[What you are asked to do] Would you reproduce every record exactly, leaving out the pictures?

[Dataset excerpts]
┄┄┄┄┄┄┄┄┄┄┄┄┄┄┄┄┄┄┄┄

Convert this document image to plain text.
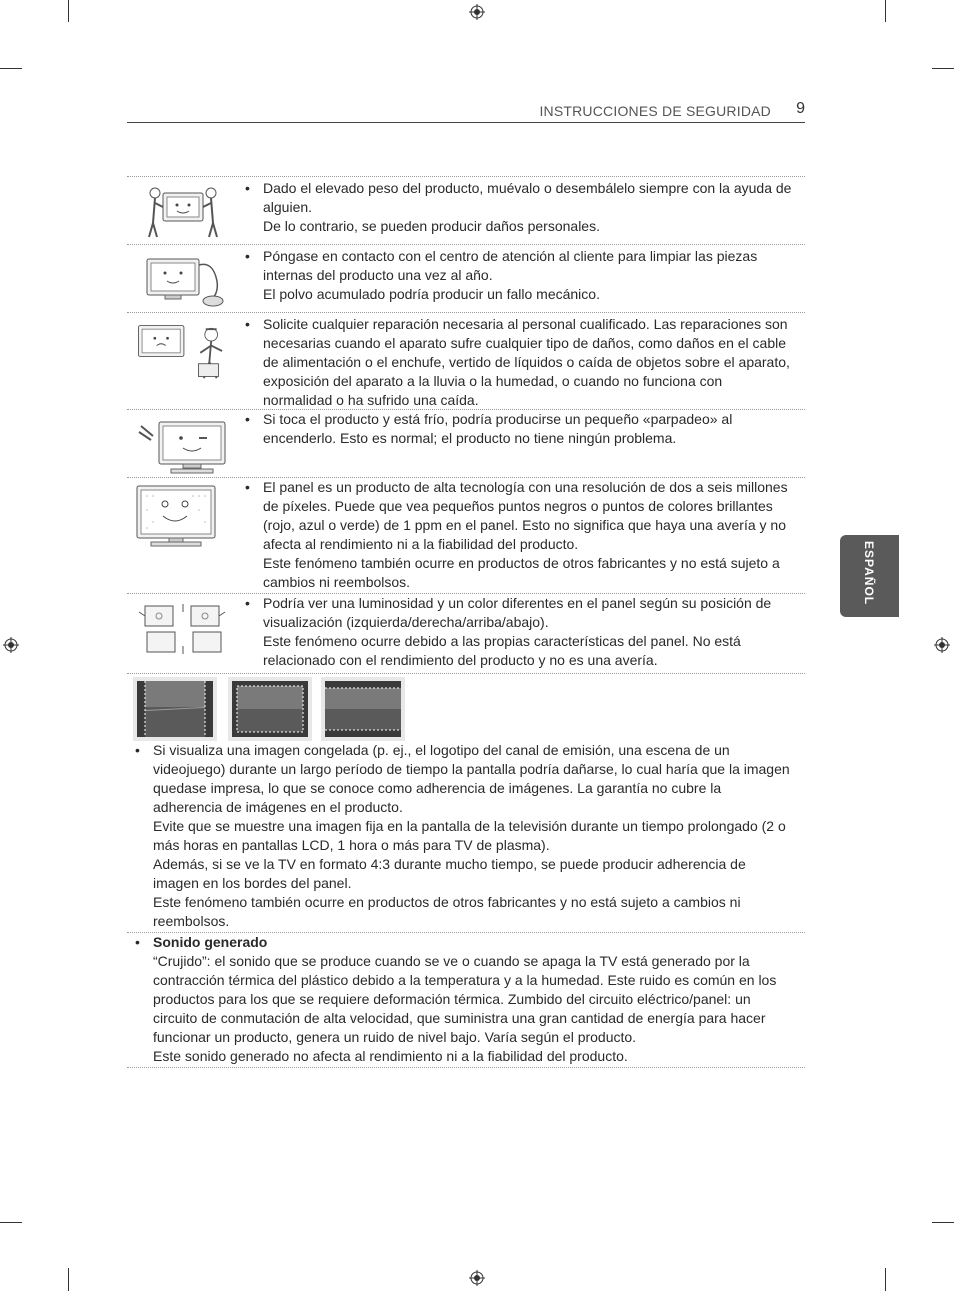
INSTRUCCIONES DE SEGURIDAD 9
ESPAÑOL
• Dado el elevado peso del producto, muévalo o desembálelo siempre con la ayuda de alguien.

De lo contrario, se pueden producir daños personales.

• Póngase en contacto con el centro de atención al cliente para limpiar las piezas internas del producto una vez al año.

El polvo acumulado podría producir un fallo mecánico.

• Solicite cualquier reparación necesaria al personal cualificado. Las reparaciones son necesarias cuando el aparato sufre cualquier tipo de daños, como daños en el cable de alimentación o el enchufe, vertido de líquidos o caída de objetos sobre el aparato, exposición del aparato a la lluvia o la humedad, o cuando no funciona con normalidad o ha sufrido una caída.

• Si toca el producto y está frío, podría producirse un pequeño «parpadeo» al encenderlo. Esto es normal; el producto no tiene ningún problema.

• El panel es un producto de alta tecnología con una resolución de dos a seis millones de píxeles. Puede que vea pequeños puntos negros o puntos de colores brillantes (rojo, azul o verde) de 1 ppm en el panel. Esto no significa que haya una avería y no afecta al rendimiento ni a la fiabilidad del producto.

Este fenómeno también ocurre en productos de otros fabricantes y no está sujeto a cambios ni reembolsos.

• Podría ver una luminosidad y un color diferentes en el panel según su posición de visualización (izquierda/derecha/arriba/abajo).

Este fenómeno ocurre debido a las propias características del panel. No está relacionado con el rendimiento del producto y no es una avería.

• Si visualiza una imagen congelada (p. ej., el logotipo del canal de emisión, una escena de un videojuego) durante un largo período de tiempo la pantalla podría dañarse, lo cual haría que la imagen quedase impresa, lo que se conoce como adherencia de imágenes. La garantía no cubre la adherencia de imágenes en el producto.

Evite que se muestre una imagen fija en la pantalla de la televisión durante un tiempo prolongado (2 o más horas en pantallas LCD, 1 hora o más para TV de plasma).

Además, si se ve la TV en formato 4:3 durante mucho tiempo, se puede producir adherencia de imagen en los bordes del panel.

Este fenómeno también ocurre en productos de otros fabricantes y no está sujeto a cambios ni reembolsos.

• Sonido generado

“Crujido”: el sonido que se produce cuando se ve o cuando se apaga la TV está generado por la contracción térmica del plástico debido a la temperatura y a la humedad. Este ruido es común en los productos para los que se requiere deformación térmica. Zumbido del circuito eléctrico/panel: un circuito de conmutación de alta velocidad, que suministra una gran cantidad de energía para hacer funcionar un producto, genera un ruido de nivel bajo. Varía según el producto.

Este sonido generado no afecta al rendimiento ni a la fiabilidad del producto.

┄┄┄┄┄┄┄┄┄┄┄┄┄┄┄┄┄┄┄┄

[Expected answer]
Convert this document image to plain text.
INSTRUCCIONES DE SEGURIDAD 9
ESPAÑOL
• Dado el elevado peso del producto, muévalo o desembálelo siempre con la ayuda de alguien.

De lo contrario, se pueden producir daños personales.

• Póngase en contacto con el centro de atención al cliente para limpiar las piezas internas del producto una vez al año.

El polvo acumulado podría producir un fallo mecánico.

• Solicite cualquier reparación necesaria al personal cualificado. Las reparaciones son necesarias cuando el aparato sufre cualquier tipo de daños, como daños en el cable de alimentación o el enchufe, vertido de líquidos o caída de objetos sobre el aparato, exposición del aparato a la lluvia o la humedad, o cuando no funciona con normalidad o ha sufrido una caída.

• Si toca el producto y está frío, podría producirse un pequeño «parpadeo» al encenderlo. Esto es normal; el producto no tiene ningún problema.

• El panel es un producto de alta tecnología con una resolución de dos a seis millones de píxeles. Puede que vea pequeños puntos negros o puntos de colores brillantes (rojo, azul o verde) de 1 ppm en el panel. Esto no significa que haya una avería y no afecta al rendimiento ni a la fiabilidad del producto.

Este fenómeno también ocurre en productos de otros fabricantes y no está sujeto a cambios ni reembolsos.

• Podría ver una luminosidad y un color diferentes en el panel según su posición de visualización (izquierda/derecha/arriba/abajo).

Este fenómeno ocurre debido a las propias características del panel. No está relacionado con el rendimiento del producto y no es una avería.

• Si visualiza una imagen congelada (p. ej., el logotipo del canal de emisión, una escena de un videojuego) durante un largo período de tiempo la pantalla podría dañarse, lo cual haría que la imagen quedase impresa, lo que se conoce como adherencia de imágenes. La garantía no cubre la adherencia de imágenes en el producto.

Evite que se muestre una imagen fija en la pantalla de la televisión durante un tiempo prolongado (2 o más horas en pantallas LCD, 1 hora o más para TV de plasma).

Además, si se ve la TV en formato 4:3 durante mucho tiempo, se puede producir adherencia de imagen en los bordes del panel.

Este fenómeno también ocurre en productos de otros fabricantes y no está sujeto a cambios ni reembolsos.

• Sonido generado

“Crujido”: el sonido que se produce cuando se ve o cuando se apaga la TV está generado por la contracción térmica del plástico debido a la temperatura y a la humedad. Este ruido es común en los productos para los que se requiere deformación térmica. Zumbido del circuito eléctrico/panel: un circuito de conmutación de alta velocidad, que suministra una gran cantidad de energía para hacer funcionar un producto, genera un ruido de nivel bajo. Varía según el producto.

Este sonido generado no afecta al rendimiento ni a la fiabilidad del producto.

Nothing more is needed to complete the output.